(EXERCISE GOAL)
Extract each line where the string "ffffff" shows up.

---

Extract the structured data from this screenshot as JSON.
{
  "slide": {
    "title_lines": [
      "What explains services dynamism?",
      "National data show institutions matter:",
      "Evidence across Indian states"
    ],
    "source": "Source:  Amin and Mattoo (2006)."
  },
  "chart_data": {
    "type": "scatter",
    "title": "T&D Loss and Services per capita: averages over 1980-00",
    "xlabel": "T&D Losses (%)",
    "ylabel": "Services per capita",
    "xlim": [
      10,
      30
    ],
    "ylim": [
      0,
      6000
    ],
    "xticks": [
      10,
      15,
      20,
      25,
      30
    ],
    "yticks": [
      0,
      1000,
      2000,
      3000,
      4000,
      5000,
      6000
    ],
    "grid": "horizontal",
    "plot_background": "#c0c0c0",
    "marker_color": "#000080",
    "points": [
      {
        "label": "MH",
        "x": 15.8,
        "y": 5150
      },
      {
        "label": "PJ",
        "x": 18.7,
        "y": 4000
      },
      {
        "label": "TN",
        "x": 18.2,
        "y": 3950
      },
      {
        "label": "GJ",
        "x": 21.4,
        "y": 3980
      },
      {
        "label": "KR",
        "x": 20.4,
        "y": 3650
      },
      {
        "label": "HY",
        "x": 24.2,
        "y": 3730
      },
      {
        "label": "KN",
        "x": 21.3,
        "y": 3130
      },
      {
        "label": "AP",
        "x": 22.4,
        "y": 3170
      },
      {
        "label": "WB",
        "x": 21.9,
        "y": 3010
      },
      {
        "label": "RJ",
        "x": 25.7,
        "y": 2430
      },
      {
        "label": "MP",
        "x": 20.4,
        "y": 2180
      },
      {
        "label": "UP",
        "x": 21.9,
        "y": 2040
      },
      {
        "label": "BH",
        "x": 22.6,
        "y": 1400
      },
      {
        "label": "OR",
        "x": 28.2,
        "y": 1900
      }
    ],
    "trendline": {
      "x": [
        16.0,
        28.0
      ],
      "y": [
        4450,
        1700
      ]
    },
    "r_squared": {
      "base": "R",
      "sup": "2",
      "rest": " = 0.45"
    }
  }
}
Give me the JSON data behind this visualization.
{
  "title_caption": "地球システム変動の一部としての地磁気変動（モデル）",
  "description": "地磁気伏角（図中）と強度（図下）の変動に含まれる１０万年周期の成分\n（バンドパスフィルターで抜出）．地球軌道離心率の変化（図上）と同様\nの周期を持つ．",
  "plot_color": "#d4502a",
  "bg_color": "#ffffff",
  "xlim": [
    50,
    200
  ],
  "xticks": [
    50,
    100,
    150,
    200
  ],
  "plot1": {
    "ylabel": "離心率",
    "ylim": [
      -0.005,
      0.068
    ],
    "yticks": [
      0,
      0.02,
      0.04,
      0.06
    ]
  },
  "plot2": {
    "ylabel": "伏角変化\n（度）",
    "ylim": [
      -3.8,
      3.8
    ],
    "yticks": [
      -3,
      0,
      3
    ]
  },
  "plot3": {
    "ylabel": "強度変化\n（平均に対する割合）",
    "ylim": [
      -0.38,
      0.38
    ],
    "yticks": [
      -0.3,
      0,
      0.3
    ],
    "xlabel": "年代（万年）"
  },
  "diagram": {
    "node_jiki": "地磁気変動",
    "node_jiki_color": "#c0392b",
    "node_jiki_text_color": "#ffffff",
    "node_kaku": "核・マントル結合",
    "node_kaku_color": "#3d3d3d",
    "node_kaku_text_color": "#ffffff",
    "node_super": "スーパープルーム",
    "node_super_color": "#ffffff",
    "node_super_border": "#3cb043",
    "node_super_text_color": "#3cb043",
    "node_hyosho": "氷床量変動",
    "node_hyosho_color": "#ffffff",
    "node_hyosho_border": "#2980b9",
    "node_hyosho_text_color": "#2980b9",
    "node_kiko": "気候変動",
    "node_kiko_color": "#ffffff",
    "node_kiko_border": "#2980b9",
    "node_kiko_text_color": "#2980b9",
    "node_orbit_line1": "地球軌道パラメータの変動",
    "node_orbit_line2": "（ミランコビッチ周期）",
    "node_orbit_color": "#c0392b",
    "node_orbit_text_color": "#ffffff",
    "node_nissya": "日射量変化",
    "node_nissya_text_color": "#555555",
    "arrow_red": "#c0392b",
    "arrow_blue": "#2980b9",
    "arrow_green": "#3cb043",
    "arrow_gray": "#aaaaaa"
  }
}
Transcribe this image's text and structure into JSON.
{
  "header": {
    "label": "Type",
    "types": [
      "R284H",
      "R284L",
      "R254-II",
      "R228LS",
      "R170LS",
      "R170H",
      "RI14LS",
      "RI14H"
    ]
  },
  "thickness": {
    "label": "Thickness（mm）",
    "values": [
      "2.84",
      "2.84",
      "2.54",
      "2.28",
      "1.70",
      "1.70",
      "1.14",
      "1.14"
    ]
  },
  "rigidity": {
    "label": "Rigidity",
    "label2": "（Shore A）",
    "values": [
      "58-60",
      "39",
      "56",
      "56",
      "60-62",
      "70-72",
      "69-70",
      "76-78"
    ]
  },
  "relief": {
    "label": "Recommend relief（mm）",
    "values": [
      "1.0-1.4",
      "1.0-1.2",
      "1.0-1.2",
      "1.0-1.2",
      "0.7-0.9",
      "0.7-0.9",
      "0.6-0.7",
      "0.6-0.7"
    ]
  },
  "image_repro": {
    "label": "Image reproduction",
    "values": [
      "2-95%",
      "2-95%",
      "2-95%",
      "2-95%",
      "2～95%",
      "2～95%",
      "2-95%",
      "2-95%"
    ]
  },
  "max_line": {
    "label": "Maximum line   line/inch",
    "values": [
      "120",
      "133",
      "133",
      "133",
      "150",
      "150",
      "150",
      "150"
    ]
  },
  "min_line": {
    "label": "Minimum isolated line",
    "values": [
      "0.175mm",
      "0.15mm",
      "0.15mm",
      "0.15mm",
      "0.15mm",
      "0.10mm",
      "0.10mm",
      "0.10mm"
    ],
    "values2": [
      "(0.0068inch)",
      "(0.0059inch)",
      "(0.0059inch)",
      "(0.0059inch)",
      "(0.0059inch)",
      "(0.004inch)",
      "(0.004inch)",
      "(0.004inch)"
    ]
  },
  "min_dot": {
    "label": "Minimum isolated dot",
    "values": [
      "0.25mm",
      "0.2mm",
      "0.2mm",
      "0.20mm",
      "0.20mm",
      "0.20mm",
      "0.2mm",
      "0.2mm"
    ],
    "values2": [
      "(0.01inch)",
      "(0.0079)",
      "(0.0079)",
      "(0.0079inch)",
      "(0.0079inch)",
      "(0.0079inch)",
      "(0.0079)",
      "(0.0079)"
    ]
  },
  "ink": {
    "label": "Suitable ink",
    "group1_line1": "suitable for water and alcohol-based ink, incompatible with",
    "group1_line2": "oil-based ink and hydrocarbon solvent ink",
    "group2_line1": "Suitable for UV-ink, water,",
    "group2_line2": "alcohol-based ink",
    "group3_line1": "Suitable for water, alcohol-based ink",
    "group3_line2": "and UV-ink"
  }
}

---

(CORRECT OUTPUT)
  "bg_color": "#ffffff",
    "node_jiki_text_color": "#ffffff",
    "node_kaku_text_color": "#ffffff",
    "node_super_color": "#ffffff",
    "node_hyosho_color": "#ffffff",
    "node_kiko_color": "#ffffff",
    "node_orbit_text_color": "#ffffff",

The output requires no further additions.